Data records
---*---

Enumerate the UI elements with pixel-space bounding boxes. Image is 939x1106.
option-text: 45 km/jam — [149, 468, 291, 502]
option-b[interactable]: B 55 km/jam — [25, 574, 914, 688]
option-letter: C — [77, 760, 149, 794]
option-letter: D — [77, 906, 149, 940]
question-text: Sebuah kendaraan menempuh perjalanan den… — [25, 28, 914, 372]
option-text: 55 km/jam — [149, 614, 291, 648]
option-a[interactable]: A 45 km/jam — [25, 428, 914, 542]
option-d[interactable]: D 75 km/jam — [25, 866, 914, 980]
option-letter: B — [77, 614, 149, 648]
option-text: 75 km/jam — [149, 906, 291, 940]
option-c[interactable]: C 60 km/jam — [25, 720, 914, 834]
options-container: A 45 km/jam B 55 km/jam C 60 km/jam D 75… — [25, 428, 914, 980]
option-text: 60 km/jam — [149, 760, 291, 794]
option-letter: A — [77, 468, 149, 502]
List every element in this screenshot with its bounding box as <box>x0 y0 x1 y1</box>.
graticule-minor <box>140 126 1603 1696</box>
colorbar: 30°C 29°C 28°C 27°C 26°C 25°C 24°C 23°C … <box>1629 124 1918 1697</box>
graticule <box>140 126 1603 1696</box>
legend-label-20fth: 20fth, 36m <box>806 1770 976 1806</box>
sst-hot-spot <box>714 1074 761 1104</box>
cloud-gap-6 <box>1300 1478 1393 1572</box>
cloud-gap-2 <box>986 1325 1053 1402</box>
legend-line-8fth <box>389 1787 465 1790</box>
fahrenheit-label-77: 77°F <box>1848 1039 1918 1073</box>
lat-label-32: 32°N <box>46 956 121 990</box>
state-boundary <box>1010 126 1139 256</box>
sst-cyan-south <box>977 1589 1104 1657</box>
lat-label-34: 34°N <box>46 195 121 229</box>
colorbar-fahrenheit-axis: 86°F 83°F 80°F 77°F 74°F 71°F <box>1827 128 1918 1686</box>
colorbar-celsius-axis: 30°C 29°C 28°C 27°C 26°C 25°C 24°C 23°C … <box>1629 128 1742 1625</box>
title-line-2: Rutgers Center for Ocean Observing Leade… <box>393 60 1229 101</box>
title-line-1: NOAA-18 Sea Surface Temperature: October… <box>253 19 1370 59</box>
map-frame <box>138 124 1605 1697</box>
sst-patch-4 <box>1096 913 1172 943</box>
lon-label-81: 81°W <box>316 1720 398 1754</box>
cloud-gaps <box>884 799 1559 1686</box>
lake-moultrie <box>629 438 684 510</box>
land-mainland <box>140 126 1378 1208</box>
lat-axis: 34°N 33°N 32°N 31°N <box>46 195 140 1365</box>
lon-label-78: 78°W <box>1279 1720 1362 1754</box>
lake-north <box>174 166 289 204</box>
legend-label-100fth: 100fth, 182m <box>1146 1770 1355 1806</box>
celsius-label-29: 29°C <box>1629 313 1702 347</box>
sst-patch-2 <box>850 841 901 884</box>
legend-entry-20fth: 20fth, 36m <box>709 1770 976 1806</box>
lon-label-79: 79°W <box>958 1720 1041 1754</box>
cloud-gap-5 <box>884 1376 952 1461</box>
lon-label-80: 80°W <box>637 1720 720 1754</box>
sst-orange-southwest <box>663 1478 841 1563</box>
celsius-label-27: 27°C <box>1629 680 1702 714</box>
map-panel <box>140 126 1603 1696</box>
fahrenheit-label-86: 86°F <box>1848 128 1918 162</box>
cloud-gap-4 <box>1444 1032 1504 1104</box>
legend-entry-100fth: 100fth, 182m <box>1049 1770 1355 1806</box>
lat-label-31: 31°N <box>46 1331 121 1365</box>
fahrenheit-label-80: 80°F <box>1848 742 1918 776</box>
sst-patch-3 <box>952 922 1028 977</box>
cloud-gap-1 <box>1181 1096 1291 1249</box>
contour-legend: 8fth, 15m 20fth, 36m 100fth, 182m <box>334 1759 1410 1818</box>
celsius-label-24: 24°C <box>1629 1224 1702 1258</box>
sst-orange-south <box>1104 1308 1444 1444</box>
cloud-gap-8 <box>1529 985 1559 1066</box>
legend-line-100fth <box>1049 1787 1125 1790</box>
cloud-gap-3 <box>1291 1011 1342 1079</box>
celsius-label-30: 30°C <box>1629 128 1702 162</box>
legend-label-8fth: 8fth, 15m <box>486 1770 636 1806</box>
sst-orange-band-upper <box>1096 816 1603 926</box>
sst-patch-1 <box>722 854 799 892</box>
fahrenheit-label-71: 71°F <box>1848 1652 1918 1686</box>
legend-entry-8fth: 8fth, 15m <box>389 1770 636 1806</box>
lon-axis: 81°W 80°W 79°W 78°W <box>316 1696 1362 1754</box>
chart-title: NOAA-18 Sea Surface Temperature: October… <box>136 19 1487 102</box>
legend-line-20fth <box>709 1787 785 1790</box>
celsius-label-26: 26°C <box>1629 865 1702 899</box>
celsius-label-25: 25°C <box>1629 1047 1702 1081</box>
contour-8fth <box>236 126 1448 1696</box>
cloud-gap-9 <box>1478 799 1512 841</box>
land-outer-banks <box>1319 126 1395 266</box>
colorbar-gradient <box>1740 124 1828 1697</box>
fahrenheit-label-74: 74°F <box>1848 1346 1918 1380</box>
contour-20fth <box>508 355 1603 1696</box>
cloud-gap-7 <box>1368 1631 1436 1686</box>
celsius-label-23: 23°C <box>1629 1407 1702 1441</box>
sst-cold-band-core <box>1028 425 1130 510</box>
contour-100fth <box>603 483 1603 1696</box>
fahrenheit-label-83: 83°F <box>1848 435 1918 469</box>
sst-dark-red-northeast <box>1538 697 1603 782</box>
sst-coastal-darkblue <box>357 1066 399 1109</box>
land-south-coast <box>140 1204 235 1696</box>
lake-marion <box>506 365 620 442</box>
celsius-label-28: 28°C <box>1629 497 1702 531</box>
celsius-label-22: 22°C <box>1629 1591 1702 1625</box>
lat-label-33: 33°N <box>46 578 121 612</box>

---*---

PROBLEM DETAILS:
Extract every line from the items above and copy each one character for character.

RESULT OF THIS EXERCISE:
Enumerate the UI elements with pixel-space bounding boxes. Image is 939x1106.
option-text: 45 km/jam — [149, 468, 291, 502]
option-b[interactable]: B 55 km/jam — [25, 574, 914, 688]
option-letter: C — [77, 760, 149, 794]
option-letter: D — [77, 906, 149, 940]
question-text: Sebuah kendaraan menempuh perjalanan den… — [25, 28, 914, 372]
option-text: 55 km/jam — [149, 614, 291, 648]
option-a[interactable]: A 45 km/jam — [25, 428, 914, 542]
option-d[interactable]: D 75 km/jam — [25, 866, 914, 980]
option-letter: B — [77, 614, 149, 648]
option-text: 75 km/jam — [149, 906, 291, 940]
option-c[interactable]: C 60 km/jam — [25, 720, 914, 834]
options-container: A 45 km/jam B 55 km/jam C 60 km/jam D 75… — [25, 428, 914, 980]
option-text: 60 km/jam — [149, 760, 291, 794]
option-letter: A — [77, 468, 149, 502]
List every element in this screenshot with its bounding box as <box>x0 y0 x1 y1</box>.
graticule-minor <box>140 126 1603 1696</box>
colorbar: 30°C 29°C 28°C 27°C 26°C 25°C 24°C 23°C … <box>1629 124 1918 1697</box>
graticule <box>140 126 1603 1696</box>
legend-label-20fth: 20fth, 36m <box>806 1770 976 1806</box>
sst-hot-spot <box>714 1074 761 1104</box>
cloud-gap-6 <box>1300 1478 1393 1572</box>
cloud-gap-2 <box>986 1325 1053 1402</box>
legend-line-8fth <box>389 1787 465 1790</box>
fahrenheit-label-77: 77°F <box>1848 1039 1918 1073</box>
lat-label-32: 32°N <box>46 956 121 990</box>
state-boundary <box>1010 126 1139 256</box>
sst-cyan-south <box>977 1589 1104 1657</box>
lat-label-34: 34°N <box>46 195 121 229</box>
colorbar-fahrenheit-axis: 86°F 83°F 80°F 77°F 74°F 71°F <box>1827 128 1918 1686</box>
colorbar-celsius-axis: 30°C 29°C 28°C 27°C 26°C 25°C 24°C 23°C … <box>1629 128 1742 1625</box>
title-line-2: Rutgers Center for Ocean Observing Leade… <box>393 60 1229 101</box>
title-line-1: NOAA-18 Sea Surface Temperature: October… <box>253 19 1370 59</box>
map-frame <box>138 124 1605 1697</box>
sst-patch-4 <box>1096 913 1172 943</box>
lon-label-81: 81°W <box>316 1720 398 1754</box>
cloud-gaps <box>884 799 1559 1686</box>
lake-moultrie <box>629 438 684 510</box>
land-mainland <box>140 126 1378 1208</box>
lat-axis: 34°N 33°N 32°N 31°N <box>46 195 140 1365</box>
lon-label-78: 78°W <box>1279 1720 1362 1754</box>
lake-north <box>174 166 289 204</box>
legend-label-100fth: 100fth, 182m <box>1146 1770 1355 1806</box>
celsius-label-29: 29°C <box>1629 313 1702 347</box>
sst-patch-2 <box>850 841 901 884</box>
legend-entry-20fth: 20fth, 36m <box>709 1770 976 1806</box>
lon-label-79: 79°W <box>958 1720 1041 1754</box>
cloud-gap-5 <box>884 1376 952 1461</box>
lon-label-80: 80°W <box>637 1720 720 1754</box>
sst-orange-southwest <box>663 1478 841 1563</box>
celsius-label-27: 27°C <box>1629 680 1702 714</box>
map-panel <box>140 126 1603 1696</box>
fahrenheit-label-86: 86°F <box>1848 128 1918 162</box>
cloud-gap-4 <box>1444 1032 1504 1104</box>
legend-entry-100fth: 100fth, 182m <box>1049 1770 1355 1806</box>
lat-label-31: 31°N <box>46 1331 121 1365</box>
fahrenheit-label-80: 80°F <box>1848 742 1918 776</box>
sst-patch-3 <box>952 922 1028 977</box>
cloud-gap-1 <box>1181 1096 1291 1249</box>
contour-legend: 8fth, 15m 20fth, 36m 100fth, 182m <box>334 1759 1410 1818</box>
celsius-label-24: 24°C <box>1629 1224 1702 1258</box>
sst-orange-south <box>1104 1308 1444 1444</box>
cloud-gap-8 <box>1529 985 1559 1066</box>
legend-line-100fth <box>1049 1787 1125 1790</box>
cloud-gap-3 <box>1291 1011 1342 1079</box>
celsius-label-30: 30°C <box>1629 128 1702 162</box>
legend-label-8fth: 8fth, 15m <box>486 1770 636 1806</box>
sst-orange-band-upper <box>1096 816 1603 926</box>
sst-patch-1 <box>722 854 799 892</box>
fahrenheit-label-71: 71°F <box>1848 1652 1918 1686</box>
legend-entry-8fth: 8fth, 15m <box>389 1770 636 1806</box>
lon-axis: 81°W 80°W 79°W 78°W <box>316 1696 1362 1754</box>
chart-title: NOAA-18 Sea Surface Temperature: October… <box>136 19 1487 102</box>
legend-line-20fth <box>709 1787 785 1790</box>
celsius-label-26: 26°C <box>1629 865 1702 899</box>
celsius-label-25: 25°C <box>1629 1047 1702 1081</box>
contour-8fth <box>236 126 1448 1696</box>
cloud-gap-9 <box>1478 799 1512 841</box>
land-outer-banks <box>1319 126 1395 266</box>
colorbar-gradient <box>1740 124 1828 1697</box>
fahrenheit-label-74: 74°F <box>1848 1346 1918 1380</box>
contour-20fth <box>508 355 1603 1696</box>
cloud-gap-7 <box>1368 1631 1436 1686</box>
celsius-label-23: 23°C <box>1629 1407 1702 1441</box>
sst-cold-band-core <box>1028 425 1130 510</box>
contour-100fth <box>603 483 1603 1696</box>
fahrenheit-label-83: 83°F <box>1848 435 1918 469</box>
sst-dark-red-northeast <box>1538 697 1603 782</box>
sst-coastal-darkblue <box>357 1066 399 1109</box>
land-south-coast <box>140 1204 235 1696</box>
lake-marion <box>506 365 620 442</box>
celsius-label-28: 28°C <box>1629 497 1702 531</box>
celsius-label-22: 22°C <box>1629 1591 1702 1625</box>
lat-label-33: 33°N <box>46 578 121 612</box>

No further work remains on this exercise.